— START Dataset content —
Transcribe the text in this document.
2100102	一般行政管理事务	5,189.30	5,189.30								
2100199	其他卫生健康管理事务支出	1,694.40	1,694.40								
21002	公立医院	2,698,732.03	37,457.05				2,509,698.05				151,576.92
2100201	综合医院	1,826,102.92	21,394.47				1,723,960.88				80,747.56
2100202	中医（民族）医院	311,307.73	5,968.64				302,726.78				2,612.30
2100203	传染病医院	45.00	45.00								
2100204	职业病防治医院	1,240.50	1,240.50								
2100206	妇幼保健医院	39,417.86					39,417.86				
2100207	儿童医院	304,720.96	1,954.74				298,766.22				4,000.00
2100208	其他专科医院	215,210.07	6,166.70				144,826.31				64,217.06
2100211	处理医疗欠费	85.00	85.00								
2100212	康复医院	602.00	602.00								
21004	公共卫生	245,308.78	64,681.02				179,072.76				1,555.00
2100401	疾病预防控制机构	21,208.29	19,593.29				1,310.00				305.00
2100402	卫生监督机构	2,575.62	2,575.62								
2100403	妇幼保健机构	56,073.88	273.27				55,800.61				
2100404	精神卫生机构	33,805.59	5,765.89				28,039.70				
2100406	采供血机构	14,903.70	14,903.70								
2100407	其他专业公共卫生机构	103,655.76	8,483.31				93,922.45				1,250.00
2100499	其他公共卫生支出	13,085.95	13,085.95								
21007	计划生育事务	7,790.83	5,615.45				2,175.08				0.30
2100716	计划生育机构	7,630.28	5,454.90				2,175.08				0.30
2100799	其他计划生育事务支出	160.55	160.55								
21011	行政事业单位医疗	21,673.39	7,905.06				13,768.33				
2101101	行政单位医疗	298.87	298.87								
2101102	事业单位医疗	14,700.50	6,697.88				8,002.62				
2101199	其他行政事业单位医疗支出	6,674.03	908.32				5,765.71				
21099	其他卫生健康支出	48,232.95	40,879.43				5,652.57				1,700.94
— END Dataset content —
* Task requirements
Using the data above, return each line exactly as written.

* Exercise result
Transcribe the text in this document.
2100102	一般行政管理事务	5,189.30	5,189.30								
2100199	其他卫生健康管理事务支出	1,694.40	1,694.40								
21002	公立医院	2,698,732.03	37,457.05				2,509,698.05				151,576.92
2100201	综合医院	1,826,102.92	21,394.47				1,723,960.88				80,747.56
2100202	中医（民族）医院	311,307.73	5,968.64				302,726.78				2,612.30
2100203	传染病医院	45.00	45.00								
2100204	职业病防治医院	1,240.50	1,240.50								
2100206	妇幼保健医院	39,417.86					39,417.86				
2100207	儿童医院	304,720.96	1,954.74				298,766.22				4,000.00
2100208	其他专科医院	215,210.07	6,166.70				144,826.31				64,217.06
2100211	处理医疗欠费	85.00	85.00								
2100212	康复医院	602.00	602.00								
21004	公共卫生	245,308.78	64,681.02				179,072.76				1,555.00
2100401	疾病预防控制机构	21,208.29	19,593.29				1,310.00				305.00
2100402	卫生监督机构	2,575.62	2,575.62								
2100403	妇幼保健机构	56,073.88	273.27				55,800.61				
2100404	精神卫生机构	33,805.59	5,765.89				28,039.70				
2100406	采供血机构	14,903.70	14,903.70								
2100407	其他专业公共卫生机构	103,655.76	8,483.31				93,922.45				1,250.00
2100499	其他公共卫生支出	13,085.95	13,085.95								
21007	计划生育事务	7,790.83	5,615.45				2,175.08				0.30
2100716	计划生育机构	7,630.28	5,454.90				2,175.08				0.30
2100799	其他计划生育事务支出	160.55	160.55								
21011	行政事业单位医疗	21,673.39	7,905.06				13,768.33				
2101101	行政单位医疗	298.87	298.87								
2101102	事业单位医疗	14,700.50	6,697.88				8,002.62				
2101199	其他行政事业单位医疗支出	6,674.03	908.32				5,765.71				
21099	其他卫生健康支出	48,232.95	40,879.43				5,652.57				1,700.94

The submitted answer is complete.